▶ [Aim of the exercise]: Leave the pictures out and reproduce, exactly, the lines from the one with "Read out every word on this page." through the end of the entries below.

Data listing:
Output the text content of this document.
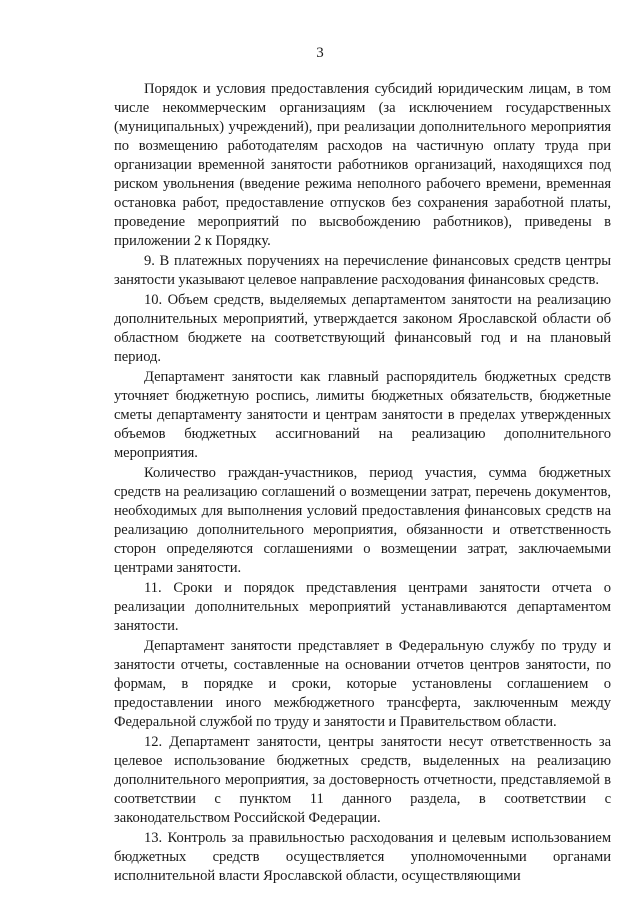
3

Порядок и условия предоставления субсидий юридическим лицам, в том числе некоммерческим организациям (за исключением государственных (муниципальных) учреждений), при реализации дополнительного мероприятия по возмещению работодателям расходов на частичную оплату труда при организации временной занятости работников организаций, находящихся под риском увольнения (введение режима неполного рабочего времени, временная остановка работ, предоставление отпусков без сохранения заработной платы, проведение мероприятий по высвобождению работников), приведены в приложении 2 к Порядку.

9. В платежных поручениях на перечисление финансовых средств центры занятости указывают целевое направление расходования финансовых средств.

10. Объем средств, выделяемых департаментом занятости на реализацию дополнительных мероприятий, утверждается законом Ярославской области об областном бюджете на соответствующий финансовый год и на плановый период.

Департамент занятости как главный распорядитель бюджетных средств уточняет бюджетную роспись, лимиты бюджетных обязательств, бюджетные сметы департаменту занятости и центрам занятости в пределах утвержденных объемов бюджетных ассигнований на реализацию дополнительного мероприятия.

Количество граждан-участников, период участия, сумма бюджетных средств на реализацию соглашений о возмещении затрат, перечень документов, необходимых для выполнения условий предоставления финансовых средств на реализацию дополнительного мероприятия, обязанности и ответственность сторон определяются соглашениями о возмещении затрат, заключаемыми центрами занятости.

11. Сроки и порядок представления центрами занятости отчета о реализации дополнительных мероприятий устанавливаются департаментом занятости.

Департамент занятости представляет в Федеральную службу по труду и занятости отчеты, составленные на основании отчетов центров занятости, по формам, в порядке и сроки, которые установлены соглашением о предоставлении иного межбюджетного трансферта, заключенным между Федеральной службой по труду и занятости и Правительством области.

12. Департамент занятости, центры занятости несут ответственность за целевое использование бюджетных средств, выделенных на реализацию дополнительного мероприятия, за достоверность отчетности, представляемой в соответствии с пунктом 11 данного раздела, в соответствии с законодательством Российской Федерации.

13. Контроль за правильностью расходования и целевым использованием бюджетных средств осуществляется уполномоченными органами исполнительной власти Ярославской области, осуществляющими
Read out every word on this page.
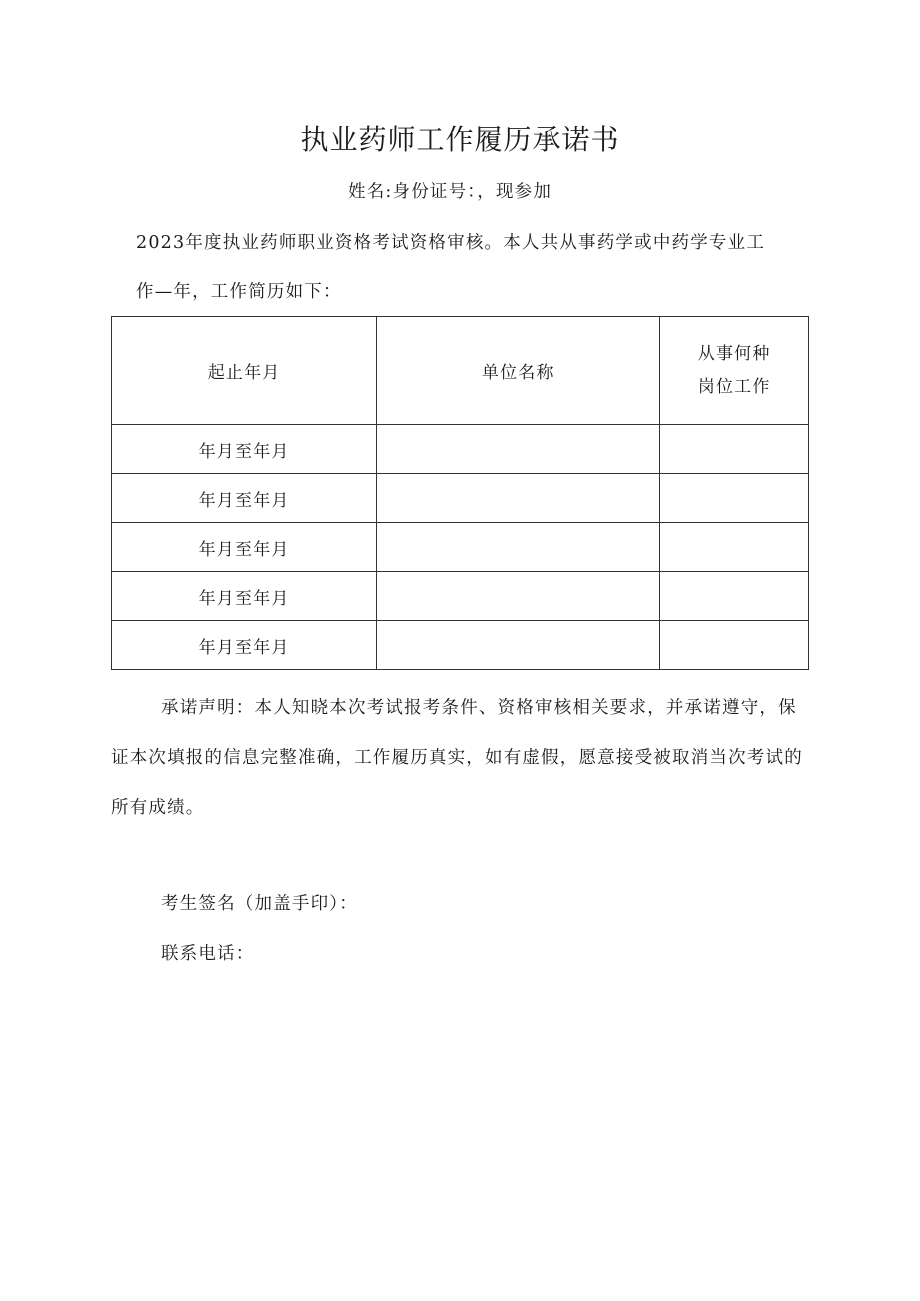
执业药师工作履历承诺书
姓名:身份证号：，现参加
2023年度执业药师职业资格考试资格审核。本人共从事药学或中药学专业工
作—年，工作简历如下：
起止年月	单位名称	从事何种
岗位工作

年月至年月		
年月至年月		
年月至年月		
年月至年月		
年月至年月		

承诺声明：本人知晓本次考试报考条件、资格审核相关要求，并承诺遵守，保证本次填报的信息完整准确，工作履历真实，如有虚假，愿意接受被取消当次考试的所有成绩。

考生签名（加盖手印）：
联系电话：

▶ [The response]:
Read out every word on this page.
执业药师工作履历承诺书
姓名:身份证号：，现参加
2023年度执业药师职业资格考试资格审核。本人共从事药学或中药学专业工
作—年，工作简历如下：
起止年月	单位名称	从事何种
岗位工作

年月至年月		
年月至年月		
年月至年月		
年月至年月		
年月至年月		

承诺声明：本人知晓本次考试报考条件、资格审核相关要求，并承诺遵守，保证本次填报的信息完整准确，工作履历真实，如有虚假，愿意接受被取消当次考试的所有成绩。

考生签名（加盖手印）：
联系电话：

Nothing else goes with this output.